# TASK REQUIREMENTS:
Write out, precisely and in full, each line of the material.

[BEGIN INPUT RECORDS]

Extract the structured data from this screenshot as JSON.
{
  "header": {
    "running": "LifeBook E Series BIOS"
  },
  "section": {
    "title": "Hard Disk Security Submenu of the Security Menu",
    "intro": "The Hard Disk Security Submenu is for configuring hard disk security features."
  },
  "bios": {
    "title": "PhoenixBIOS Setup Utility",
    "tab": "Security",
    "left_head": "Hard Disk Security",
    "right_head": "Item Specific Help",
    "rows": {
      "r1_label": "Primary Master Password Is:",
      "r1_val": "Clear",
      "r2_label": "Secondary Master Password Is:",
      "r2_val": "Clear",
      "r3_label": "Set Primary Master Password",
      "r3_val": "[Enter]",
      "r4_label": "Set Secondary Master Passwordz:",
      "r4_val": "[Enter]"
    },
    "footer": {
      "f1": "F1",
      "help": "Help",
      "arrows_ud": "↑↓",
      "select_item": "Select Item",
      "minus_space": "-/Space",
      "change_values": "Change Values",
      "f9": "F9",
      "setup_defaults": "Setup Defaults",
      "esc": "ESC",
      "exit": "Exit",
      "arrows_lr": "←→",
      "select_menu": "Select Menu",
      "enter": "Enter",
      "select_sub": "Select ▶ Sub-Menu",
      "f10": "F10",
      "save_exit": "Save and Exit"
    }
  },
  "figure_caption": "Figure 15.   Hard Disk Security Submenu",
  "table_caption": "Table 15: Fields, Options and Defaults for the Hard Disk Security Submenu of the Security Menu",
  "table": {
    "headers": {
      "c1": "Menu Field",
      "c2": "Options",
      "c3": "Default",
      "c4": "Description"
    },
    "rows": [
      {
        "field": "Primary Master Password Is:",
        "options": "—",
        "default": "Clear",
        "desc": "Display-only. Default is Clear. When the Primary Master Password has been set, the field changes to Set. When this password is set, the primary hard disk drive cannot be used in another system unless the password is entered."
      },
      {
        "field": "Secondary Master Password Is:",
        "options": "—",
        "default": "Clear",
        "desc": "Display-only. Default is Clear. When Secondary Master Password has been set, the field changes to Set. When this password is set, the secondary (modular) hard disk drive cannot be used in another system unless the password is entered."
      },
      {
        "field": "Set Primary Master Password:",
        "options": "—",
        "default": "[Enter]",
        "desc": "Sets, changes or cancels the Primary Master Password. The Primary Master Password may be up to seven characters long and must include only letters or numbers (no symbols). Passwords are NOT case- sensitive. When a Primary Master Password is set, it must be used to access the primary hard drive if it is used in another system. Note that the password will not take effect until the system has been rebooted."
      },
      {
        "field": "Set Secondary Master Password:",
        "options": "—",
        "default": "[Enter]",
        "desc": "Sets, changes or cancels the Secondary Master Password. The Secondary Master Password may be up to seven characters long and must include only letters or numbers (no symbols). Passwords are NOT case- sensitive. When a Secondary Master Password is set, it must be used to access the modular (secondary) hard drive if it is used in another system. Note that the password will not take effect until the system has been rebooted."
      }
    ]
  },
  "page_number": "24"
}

[END INPUT RECORDS]

# SOLUTION TO THIS TASK:
Extract the structured data from this screenshot as JSON.
{
  "header": {
    "running": "LifeBook E Series BIOS"
  },
  "section": {
    "title": "Hard Disk Security Submenu of the Security Menu",
    "intro": "The Hard Disk Security Submenu is for configuring hard disk security features."
  },
  "bios": {
    "title": "PhoenixBIOS Setup Utility",
    "tab": "Security",
    "left_head": "Hard Disk Security",
    "right_head": "Item Specific Help",
    "rows": {
      "r1_label": "Primary Master Password Is:",
      "r1_val": "Clear",
      "r2_label": "Secondary Master Password Is:",
      "r2_val": "Clear",
      "r3_label": "Set Primary Master Password",
      "r3_val": "[Enter]",
      "r4_label": "Set Secondary Master Passwordz:",
      "r4_val": "[Enter]"
    },
    "footer": {
      "f1": "F1",
      "help": "Help",
      "arrows_ud": "↑↓",
      "select_item": "Select Item",
      "minus_space": "-/Space",
      "change_values": "Change Values",
      "f9": "F9",
      "setup_defaults": "Setup Defaults",
      "esc": "ESC",
      "exit": "Exit",
      "arrows_lr": "←→",
      "select_menu": "Select Menu",
      "enter": "Enter",
      "select_sub": "Select ▶ Sub-Menu",
      "f10": "F10",
      "save_exit": "Save and Exit"
    }
  },
  "figure_caption": "Figure 15.   Hard Disk Security Submenu",
  "table_caption": "Table 15: Fields, Options and Defaults for the Hard Disk Security Submenu of the Security Menu",
  "table": {
    "headers": {
      "c1": "Menu Field",
      "c2": "Options",
      "c3": "Default",
      "c4": "Description"
    },
    "rows": [
      {
        "field": "Primary Master Password Is:",
        "options": "—",
        "default": "Clear",
        "desc": "Display-only. Default is Clear. When the Primary Master Password has been set, the field changes to Set. When this password is set, the primary hard disk drive cannot be used in another system unless the password is entered."
      },
      {
        "field": "Secondary Master Password Is:",
        "options": "—",
        "default": "Clear",
        "desc": "Display-only. Default is Clear. When Secondary Master Password has been set, the field changes to Set. When this password is set, the secondary (modular) hard disk drive cannot be used in another system unless the password is entered."
      },
      {
        "field": "Set Primary Master Password:",
        "options": "—",
        "default": "[Enter]",
        "desc": "Sets, changes or cancels the Primary Master Password. The Primary Master Password may be up to seven characters long and must include only letters or numbers (no symbols). Passwords are NOT case- sensitive. When a Primary Master Password is set, it must be used to access the primary hard drive if it is used in another system. Note that the password will not take effect until the system has been rebooted."
      },
      {
        "field": "Set Secondary Master Password:",
        "options": "—",
        "default": "[Enter]",
        "desc": "Sets, changes or cancels the Secondary Master Password. The Secondary Master Password may be up to seven characters long and must include only letters or numbers (no symbols). Passwords are NOT case- sensitive. When a Secondary Master Password is set, it must be used to access the modular (secondary) hard drive if it is used in another system. Note that the password will not take effect until the system has been rebooted."
      }
    ]
  },
  "page_number": "24"
}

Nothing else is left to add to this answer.